■ Task
Collect from the data below each line with "ylabel".

■ Input
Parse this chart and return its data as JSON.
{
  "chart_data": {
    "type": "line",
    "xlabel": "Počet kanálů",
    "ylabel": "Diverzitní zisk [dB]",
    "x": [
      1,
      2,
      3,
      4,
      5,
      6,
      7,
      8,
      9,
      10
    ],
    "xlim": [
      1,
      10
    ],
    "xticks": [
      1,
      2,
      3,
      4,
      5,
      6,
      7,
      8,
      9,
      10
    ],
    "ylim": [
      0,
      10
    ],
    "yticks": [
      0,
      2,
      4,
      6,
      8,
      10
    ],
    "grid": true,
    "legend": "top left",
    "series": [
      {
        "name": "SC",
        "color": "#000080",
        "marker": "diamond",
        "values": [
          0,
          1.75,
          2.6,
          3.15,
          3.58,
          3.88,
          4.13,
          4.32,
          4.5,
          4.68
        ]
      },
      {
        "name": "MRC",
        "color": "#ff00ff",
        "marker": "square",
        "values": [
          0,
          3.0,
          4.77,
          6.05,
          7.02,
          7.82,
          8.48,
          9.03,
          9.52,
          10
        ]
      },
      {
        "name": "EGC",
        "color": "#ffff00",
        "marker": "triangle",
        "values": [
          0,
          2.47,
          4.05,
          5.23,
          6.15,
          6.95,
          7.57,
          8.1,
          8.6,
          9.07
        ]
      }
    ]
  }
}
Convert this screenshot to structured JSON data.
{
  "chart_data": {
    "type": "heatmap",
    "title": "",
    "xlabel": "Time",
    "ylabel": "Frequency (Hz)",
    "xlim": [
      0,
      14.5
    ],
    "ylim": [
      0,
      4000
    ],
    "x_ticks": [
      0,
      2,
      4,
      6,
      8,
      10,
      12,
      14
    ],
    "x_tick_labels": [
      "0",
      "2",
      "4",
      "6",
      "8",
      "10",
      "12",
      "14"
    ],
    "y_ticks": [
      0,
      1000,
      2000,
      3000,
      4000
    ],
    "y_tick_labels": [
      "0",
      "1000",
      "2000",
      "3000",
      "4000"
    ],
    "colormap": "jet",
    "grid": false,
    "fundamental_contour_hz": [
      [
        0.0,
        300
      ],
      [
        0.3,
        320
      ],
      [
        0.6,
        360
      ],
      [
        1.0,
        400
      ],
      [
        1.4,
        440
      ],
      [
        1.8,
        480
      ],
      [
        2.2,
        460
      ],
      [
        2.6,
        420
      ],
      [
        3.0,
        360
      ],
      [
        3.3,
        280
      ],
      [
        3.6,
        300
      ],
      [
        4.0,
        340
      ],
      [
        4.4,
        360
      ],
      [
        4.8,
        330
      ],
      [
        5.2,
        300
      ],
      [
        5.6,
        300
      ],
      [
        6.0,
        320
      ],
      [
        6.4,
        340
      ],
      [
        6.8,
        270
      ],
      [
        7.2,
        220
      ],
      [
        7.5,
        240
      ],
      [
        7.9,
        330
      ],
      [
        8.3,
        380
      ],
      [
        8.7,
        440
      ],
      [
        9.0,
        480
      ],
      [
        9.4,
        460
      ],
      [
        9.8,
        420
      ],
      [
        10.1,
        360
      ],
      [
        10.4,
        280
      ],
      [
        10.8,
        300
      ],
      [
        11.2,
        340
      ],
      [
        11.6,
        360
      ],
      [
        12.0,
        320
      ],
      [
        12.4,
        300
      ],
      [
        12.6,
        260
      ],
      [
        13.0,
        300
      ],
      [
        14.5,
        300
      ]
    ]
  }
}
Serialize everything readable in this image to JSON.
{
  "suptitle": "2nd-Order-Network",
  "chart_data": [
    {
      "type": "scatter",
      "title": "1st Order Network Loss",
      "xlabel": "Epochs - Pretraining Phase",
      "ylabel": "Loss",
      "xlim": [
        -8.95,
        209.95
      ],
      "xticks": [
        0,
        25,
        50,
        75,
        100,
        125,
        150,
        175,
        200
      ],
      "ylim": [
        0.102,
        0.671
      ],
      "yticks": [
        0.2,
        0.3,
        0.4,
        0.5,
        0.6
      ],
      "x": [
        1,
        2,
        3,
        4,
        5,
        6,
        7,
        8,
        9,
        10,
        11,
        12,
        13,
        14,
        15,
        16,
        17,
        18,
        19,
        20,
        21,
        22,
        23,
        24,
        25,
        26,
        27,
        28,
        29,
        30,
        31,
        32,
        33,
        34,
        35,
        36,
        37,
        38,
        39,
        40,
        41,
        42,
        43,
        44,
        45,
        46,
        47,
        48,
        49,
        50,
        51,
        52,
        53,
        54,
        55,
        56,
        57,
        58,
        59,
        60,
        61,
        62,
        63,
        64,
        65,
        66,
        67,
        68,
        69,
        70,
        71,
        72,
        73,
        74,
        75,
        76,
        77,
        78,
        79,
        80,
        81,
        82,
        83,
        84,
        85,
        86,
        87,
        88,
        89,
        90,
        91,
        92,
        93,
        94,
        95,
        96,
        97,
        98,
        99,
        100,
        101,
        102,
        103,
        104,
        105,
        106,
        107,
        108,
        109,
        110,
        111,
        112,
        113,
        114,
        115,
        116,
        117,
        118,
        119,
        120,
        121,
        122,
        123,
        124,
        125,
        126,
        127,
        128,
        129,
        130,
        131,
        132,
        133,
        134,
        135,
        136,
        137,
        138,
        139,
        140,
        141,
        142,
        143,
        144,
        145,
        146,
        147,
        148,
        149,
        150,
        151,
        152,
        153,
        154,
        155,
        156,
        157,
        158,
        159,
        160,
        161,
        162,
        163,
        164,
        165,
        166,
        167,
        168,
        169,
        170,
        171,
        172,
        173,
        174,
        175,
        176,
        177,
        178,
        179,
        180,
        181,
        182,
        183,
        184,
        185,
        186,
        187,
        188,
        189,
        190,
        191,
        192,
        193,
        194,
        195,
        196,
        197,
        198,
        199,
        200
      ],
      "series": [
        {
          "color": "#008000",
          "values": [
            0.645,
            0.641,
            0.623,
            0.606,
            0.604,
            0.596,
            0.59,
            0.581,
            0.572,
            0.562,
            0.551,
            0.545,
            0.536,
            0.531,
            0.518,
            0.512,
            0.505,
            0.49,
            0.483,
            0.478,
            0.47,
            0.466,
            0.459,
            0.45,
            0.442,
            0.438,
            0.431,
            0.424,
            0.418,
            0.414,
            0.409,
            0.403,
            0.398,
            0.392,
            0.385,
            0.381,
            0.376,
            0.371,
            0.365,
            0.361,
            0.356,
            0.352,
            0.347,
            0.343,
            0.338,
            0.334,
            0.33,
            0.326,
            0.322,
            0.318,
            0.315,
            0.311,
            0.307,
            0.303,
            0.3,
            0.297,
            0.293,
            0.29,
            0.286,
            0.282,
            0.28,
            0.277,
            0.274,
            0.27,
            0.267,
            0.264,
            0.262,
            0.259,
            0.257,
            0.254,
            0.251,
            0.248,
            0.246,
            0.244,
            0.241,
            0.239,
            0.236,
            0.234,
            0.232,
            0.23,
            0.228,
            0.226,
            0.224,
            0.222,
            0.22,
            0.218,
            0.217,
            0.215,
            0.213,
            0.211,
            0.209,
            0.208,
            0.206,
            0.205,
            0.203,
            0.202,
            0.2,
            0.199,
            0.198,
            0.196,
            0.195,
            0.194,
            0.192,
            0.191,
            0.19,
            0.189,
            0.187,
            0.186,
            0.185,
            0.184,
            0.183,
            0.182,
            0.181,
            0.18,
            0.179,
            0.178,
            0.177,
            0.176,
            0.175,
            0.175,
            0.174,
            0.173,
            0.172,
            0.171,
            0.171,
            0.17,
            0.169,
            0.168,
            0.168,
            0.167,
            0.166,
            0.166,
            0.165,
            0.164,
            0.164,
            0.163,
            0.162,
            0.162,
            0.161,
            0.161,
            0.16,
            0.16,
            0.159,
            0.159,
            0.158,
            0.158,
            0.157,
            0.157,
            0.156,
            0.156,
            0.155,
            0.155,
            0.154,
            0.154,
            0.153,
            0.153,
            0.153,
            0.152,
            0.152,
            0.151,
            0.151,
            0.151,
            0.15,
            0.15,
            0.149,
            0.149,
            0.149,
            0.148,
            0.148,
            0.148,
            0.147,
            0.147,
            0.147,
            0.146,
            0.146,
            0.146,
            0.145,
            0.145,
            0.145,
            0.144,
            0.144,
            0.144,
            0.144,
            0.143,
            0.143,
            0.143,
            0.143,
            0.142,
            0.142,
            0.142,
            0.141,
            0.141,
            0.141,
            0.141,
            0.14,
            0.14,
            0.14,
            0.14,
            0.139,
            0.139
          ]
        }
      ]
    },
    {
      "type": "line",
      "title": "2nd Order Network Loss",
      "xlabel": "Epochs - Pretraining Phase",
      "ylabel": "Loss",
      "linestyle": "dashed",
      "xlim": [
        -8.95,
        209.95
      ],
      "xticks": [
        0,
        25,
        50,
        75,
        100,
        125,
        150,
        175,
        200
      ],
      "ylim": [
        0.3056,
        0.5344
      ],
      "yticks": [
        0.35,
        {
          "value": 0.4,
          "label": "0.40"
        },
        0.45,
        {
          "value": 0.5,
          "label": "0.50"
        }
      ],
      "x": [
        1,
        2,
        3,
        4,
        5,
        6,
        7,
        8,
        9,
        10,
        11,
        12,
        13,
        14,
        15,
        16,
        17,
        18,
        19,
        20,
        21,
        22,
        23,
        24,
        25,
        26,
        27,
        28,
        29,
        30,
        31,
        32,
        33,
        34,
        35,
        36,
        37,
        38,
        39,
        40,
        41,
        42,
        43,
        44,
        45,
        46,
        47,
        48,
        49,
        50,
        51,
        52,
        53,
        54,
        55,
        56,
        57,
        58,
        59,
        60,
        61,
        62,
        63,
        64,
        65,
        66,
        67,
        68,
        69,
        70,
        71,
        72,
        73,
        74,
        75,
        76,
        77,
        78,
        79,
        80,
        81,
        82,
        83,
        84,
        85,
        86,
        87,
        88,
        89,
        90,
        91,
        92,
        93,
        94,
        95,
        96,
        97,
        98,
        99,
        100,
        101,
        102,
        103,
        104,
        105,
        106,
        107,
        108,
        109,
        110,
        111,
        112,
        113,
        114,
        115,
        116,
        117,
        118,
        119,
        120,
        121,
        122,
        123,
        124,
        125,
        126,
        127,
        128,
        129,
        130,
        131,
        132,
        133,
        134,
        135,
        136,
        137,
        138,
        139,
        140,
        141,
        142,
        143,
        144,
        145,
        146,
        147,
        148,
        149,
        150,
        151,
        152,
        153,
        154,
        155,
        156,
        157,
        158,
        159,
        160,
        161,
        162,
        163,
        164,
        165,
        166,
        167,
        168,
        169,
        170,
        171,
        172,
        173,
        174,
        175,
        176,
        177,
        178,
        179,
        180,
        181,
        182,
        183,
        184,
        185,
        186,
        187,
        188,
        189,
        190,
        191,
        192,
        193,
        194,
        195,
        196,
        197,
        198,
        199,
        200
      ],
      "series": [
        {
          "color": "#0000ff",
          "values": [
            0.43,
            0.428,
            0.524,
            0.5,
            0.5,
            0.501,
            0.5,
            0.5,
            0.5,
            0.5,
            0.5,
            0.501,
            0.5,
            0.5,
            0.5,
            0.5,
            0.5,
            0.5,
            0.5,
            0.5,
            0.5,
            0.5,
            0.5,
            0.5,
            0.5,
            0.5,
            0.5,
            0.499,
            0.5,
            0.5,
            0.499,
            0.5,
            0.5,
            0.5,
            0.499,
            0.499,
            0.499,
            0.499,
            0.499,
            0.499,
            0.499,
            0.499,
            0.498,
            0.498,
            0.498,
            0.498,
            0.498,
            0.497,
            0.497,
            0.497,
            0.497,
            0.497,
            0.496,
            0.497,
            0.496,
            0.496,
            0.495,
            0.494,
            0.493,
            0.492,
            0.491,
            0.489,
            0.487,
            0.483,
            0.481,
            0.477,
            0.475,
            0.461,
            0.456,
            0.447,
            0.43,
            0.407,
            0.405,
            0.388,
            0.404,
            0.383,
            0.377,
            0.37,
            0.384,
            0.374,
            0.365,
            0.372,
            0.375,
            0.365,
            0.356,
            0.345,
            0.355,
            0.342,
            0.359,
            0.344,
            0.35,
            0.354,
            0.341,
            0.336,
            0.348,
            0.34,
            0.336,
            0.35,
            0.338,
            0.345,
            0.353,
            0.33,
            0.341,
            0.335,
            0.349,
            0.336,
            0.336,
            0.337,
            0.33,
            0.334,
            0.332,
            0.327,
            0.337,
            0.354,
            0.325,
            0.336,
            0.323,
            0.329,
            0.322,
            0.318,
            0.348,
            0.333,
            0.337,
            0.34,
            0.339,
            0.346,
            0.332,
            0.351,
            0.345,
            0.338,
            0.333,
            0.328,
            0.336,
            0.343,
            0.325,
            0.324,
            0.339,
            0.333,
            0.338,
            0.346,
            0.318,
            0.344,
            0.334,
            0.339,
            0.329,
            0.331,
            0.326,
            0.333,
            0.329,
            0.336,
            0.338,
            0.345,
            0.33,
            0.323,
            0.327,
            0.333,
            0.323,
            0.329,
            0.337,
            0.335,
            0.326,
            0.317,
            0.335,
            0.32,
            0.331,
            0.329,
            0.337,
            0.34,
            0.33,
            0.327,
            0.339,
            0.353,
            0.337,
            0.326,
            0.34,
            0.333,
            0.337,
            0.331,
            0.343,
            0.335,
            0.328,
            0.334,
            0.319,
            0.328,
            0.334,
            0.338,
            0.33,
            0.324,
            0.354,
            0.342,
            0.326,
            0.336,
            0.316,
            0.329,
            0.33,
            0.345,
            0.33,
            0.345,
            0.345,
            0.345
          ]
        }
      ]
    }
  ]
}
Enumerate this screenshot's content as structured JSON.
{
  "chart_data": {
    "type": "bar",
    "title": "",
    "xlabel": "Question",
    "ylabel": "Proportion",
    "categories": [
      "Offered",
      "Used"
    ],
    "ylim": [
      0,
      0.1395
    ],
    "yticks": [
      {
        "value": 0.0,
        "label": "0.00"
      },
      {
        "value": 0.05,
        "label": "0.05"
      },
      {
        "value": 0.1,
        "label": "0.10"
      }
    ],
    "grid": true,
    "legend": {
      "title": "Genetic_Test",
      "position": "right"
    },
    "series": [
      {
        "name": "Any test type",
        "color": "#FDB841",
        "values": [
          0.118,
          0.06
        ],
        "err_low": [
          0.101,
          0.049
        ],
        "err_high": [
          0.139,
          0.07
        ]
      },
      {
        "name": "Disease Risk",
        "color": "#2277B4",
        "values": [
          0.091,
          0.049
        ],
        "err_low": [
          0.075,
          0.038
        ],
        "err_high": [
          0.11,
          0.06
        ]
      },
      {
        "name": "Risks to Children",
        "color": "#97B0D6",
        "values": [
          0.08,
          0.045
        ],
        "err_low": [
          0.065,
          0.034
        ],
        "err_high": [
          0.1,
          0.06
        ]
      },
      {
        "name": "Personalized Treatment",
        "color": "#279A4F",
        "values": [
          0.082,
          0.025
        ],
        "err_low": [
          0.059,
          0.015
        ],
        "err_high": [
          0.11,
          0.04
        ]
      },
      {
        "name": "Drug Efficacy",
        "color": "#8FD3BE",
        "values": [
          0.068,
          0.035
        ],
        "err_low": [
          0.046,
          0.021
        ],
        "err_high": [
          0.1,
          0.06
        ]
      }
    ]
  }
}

■ In response
    "ylabel": "Diverzitní zisk [dB]",
    "ylabel": "Frequency (Hz)",
      "ylabel": "Loss",
      "ylabel": "Loss",
    "ylabel": "Proportion",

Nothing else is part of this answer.